→ **Request**: Select from the records below every line that has the word "follows" in it.

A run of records
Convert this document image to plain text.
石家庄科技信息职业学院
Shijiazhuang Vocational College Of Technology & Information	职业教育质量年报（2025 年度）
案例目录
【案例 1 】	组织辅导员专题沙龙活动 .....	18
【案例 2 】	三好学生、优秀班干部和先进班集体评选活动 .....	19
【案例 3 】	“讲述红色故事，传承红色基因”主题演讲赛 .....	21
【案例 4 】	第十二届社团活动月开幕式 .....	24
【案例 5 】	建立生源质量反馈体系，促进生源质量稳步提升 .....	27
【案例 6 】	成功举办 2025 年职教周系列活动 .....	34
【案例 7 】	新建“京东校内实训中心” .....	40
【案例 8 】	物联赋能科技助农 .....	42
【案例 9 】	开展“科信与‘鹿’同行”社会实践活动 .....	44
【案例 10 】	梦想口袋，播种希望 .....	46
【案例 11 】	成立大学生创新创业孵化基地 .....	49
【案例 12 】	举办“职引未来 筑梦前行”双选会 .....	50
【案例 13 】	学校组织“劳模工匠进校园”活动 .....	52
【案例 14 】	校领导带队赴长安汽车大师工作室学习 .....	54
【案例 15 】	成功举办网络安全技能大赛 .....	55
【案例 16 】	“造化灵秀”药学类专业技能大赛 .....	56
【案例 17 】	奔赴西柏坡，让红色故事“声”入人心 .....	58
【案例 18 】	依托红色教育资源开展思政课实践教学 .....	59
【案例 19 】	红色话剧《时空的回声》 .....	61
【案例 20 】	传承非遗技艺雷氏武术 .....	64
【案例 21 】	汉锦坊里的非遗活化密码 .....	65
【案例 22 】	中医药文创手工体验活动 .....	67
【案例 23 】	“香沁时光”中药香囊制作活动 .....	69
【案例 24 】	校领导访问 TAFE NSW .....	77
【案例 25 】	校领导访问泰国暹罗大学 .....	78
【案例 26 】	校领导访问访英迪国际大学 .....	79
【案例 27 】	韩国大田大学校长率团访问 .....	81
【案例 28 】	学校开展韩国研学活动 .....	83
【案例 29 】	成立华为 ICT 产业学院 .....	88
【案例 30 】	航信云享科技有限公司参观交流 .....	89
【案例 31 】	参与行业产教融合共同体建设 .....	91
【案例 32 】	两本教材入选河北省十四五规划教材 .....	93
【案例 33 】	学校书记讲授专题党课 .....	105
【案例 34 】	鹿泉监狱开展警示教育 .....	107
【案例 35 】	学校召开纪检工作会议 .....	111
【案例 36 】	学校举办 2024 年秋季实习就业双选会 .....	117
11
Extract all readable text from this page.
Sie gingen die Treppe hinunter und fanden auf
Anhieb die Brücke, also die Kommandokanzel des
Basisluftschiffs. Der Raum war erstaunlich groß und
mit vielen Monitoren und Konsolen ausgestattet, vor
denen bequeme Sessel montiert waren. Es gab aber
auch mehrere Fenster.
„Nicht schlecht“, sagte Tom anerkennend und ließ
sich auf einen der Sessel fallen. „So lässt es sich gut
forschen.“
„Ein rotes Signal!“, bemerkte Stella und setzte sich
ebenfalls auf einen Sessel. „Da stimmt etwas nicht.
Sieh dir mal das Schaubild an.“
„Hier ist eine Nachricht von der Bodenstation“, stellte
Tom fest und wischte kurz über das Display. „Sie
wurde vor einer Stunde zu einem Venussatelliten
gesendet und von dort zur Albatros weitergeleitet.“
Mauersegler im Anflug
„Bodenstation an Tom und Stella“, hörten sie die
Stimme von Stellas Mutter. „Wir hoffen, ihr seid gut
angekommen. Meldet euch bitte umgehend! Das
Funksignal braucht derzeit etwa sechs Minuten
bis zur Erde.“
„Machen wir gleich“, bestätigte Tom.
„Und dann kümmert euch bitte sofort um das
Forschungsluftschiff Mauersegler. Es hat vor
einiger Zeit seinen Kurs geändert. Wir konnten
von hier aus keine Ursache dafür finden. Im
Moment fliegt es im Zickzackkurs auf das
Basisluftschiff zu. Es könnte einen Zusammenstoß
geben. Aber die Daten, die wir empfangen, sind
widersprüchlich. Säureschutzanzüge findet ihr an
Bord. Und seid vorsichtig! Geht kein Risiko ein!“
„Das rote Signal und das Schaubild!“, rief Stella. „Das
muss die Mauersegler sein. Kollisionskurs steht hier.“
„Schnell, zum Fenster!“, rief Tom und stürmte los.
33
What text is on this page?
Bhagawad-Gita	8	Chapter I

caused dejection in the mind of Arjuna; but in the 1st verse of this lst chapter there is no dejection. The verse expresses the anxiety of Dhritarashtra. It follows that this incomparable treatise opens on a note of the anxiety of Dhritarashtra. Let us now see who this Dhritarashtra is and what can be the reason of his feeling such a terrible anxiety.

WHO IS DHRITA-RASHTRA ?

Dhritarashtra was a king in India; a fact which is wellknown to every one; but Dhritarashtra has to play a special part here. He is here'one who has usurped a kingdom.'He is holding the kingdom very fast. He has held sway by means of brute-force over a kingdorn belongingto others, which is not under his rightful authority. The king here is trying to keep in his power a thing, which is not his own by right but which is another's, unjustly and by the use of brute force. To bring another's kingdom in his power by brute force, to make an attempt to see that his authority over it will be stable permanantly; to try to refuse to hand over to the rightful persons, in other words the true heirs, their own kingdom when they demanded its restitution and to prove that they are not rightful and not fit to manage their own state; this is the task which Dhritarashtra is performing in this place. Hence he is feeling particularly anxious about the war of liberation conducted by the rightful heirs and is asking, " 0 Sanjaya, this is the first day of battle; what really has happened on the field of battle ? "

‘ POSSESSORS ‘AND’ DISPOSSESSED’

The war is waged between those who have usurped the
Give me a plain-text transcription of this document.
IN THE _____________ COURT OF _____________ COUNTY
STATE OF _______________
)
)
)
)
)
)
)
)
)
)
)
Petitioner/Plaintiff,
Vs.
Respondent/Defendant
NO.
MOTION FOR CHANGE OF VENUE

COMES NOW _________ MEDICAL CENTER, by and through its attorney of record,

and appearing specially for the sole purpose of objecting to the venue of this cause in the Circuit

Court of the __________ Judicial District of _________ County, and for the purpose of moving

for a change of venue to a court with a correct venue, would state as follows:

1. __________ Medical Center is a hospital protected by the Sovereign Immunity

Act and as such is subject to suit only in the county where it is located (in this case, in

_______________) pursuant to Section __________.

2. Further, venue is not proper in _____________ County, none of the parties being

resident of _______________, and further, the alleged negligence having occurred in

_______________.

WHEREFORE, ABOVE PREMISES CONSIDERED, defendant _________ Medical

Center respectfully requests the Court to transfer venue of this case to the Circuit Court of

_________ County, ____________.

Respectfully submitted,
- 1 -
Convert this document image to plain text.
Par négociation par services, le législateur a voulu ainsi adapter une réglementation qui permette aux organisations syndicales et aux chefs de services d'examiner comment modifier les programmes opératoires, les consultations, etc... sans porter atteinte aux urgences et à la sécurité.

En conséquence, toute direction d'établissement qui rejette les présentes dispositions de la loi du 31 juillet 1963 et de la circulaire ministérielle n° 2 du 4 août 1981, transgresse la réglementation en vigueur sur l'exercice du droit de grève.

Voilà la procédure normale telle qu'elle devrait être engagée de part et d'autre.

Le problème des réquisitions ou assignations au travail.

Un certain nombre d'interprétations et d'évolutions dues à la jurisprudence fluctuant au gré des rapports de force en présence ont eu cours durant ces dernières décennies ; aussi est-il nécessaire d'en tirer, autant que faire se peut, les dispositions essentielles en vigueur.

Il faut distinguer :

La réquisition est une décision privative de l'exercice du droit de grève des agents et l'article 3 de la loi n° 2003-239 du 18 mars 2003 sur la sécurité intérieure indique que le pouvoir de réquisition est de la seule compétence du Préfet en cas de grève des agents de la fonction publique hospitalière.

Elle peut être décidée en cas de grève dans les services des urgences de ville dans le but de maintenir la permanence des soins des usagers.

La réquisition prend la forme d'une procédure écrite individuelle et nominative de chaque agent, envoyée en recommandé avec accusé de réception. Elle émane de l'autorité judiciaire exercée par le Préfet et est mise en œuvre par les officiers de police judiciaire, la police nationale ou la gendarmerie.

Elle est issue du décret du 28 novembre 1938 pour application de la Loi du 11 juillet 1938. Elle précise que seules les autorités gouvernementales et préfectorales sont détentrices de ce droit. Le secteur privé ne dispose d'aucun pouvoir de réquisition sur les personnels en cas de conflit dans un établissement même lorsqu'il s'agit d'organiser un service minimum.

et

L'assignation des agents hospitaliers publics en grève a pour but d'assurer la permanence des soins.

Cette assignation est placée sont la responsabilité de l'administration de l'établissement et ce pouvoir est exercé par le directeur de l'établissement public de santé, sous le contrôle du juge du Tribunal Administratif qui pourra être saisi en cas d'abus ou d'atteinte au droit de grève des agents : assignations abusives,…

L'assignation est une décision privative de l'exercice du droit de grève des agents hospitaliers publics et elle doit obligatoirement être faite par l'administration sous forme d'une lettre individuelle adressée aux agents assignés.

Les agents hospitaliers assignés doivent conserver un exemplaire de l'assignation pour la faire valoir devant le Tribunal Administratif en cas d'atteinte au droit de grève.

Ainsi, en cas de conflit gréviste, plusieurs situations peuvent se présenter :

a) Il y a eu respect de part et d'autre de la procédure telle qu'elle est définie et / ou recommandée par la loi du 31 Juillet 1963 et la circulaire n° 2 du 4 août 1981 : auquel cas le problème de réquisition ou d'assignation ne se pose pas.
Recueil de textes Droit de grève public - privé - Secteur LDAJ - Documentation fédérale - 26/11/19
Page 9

→ **Task result**:
caused dejection in the mind of Arjuna; but in the 1st verse of this lst chapter there is no dejection. The verse expresses the anxiety of Dhritarashtra. It follows that this incomparable treatise opens on a note of the anxiety of Dhritarashtra. Let us now see who this Dhritarashtra is and what can be the reason of his feeling such a terrible anxiety.
for a change of venue to a court with a correct venue, would state as follows:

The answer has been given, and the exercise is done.